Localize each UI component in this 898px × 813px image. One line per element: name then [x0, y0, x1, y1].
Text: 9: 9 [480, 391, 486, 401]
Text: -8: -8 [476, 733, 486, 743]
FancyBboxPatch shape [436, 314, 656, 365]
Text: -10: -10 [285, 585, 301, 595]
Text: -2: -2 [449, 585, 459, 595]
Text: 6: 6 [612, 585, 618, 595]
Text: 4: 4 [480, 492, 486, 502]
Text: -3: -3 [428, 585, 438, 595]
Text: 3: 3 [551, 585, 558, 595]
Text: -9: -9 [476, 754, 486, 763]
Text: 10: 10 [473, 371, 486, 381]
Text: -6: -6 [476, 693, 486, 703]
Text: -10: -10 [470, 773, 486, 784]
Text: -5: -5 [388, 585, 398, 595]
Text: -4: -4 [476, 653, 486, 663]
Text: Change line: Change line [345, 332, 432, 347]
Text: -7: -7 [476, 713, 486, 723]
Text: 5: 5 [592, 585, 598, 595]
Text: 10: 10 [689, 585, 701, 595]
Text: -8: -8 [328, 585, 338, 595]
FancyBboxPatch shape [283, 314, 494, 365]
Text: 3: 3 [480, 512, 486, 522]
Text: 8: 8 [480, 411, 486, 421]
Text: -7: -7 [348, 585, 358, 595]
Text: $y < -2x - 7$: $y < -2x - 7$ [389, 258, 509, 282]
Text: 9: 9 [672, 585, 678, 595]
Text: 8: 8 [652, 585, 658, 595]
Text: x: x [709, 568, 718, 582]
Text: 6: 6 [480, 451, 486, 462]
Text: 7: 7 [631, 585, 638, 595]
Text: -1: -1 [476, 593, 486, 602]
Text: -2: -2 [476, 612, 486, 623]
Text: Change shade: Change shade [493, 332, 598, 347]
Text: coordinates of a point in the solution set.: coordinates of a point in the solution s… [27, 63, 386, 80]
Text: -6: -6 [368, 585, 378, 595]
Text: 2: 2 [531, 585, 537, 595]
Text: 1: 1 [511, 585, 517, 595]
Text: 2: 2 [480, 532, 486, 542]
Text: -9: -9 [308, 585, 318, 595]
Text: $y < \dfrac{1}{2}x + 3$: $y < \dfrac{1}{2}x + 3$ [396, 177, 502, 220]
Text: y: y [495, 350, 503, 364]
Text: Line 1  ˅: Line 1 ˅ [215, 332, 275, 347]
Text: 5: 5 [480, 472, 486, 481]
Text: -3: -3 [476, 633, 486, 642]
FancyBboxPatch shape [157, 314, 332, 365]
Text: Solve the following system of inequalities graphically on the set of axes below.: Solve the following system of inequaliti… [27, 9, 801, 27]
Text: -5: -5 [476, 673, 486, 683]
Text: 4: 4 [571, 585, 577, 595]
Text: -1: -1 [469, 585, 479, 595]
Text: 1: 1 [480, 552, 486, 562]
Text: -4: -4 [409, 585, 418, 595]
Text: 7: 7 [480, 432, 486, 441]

- **Exercise details**:
Write out all the data above again, changing every "FancyBboxPatch" to "RoundedBox" and leaving everything else as it is.

- **Task output**:
Localize each UI component in this 898px × 813px image. One line per element: name then [x0, y0, x1, y1].
Text: 9: 9 [480, 391, 486, 401]
Text: -8: -8 [476, 733, 486, 743]
RoundedBox shape [436, 314, 656, 365]
Text: -10: -10 [285, 585, 301, 595]
Text: -2: -2 [449, 585, 459, 595]
Text: 6: 6 [612, 585, 618, 595]
Text: 4: 4 [480, 492, 486, 502]
Text: -3: -3 [428, 585, 438, 595]
Text: 3: 3 [551, 585, 558, 595]
Text: -9: -9 [476, 754, 486, 763]
Text: 10: 10 [473, 371, 486, 381]
Text: -6: -6 [476, 693, 486, 703]
Text: -10: -10 [470, 773, 486, 784]
Text: -5: -5 [388, 585, 398, 595]
Text: -4: -4 [476, 653, 486, 663]
Text: Change line: Change line [345, 332, 432, 347]
Text: -7: -7 [476, 713, 486, 723]
Text: 5: 5 [592, 585, 598, 595]
Text: 10: 10 [689, 585, 701, 595]
Text: -8: -8 [328, 585, 338, 595]
RoundedBox shape [283, 314, 494, 365]
Text: 3: 3 [480, 512, 486, 522]
Text: 8: 8 [480, 411, 486, 421]
Text: -7: -7 [348, 585, 358, 595]
Text: $y < -2x - 7$: $y < -2x - 7$ [389, 258, 509, 282]
Text: 9: 9 [672, 585, 678, 595]
Text: 8: 8 [652, 585, 658, 595]
Text: x: x [709, 568, 718, 582]
Text: 6: 6 [480, 451, 486, 462]
Text: 7: 7 [631, 585, 638, 595]
Text: -1: -1 [476, 593, 486, 602]
Text: -2: -2 [476, 612, 486, 623]
Text: Change shade: Change shade [493, 332, 598, 347]
Text: coordinates of a point in the solution set.: coordinates of a point in the solution s… [27, 63, 386, 80]
Text: -6: -6 [368, 585, 378, 595]
Text: 2: 2 [531, 585, 537, 595]
Text: 1: 1 [511, 585, 517, 595]
Text: 2: 2 [480, 532, 486, 542]
Text: -9: -9 [308, 585, 318, 595]
Text: $y < \dfrac{1}{2}x + 3$: $y < \dfrac{1}{2}x + 3$ [396, 177, 502, 220]
Text: y: y [495, 350, 503, 364]
Text: Line 1  ˅: Line 1 ˅ [215, 332, 275, 347]
Text: 5: 5 [480, 472, 486, 481]
Text: -3: -3 [476, 633, 486, 642]
RoundedBox shape [157, 314, 332, 365]
Text: Solve the following system of inequalities graphically on the set of axes below.: Solve the following system of inequaliti… [27, 9, 801, 27]
Text: -5: -5 [476, 673, 486, 683]
Text: 4: 4 [571, 585, 577, 595]
Text: -1: -1 [469, 585, 479, 595]
Text: 1: 1 [480, 552, 486, 562]
Text: -4: -4 [409, 585, 418, 595]
Text: 7: 7 [480, 432, 486, 441]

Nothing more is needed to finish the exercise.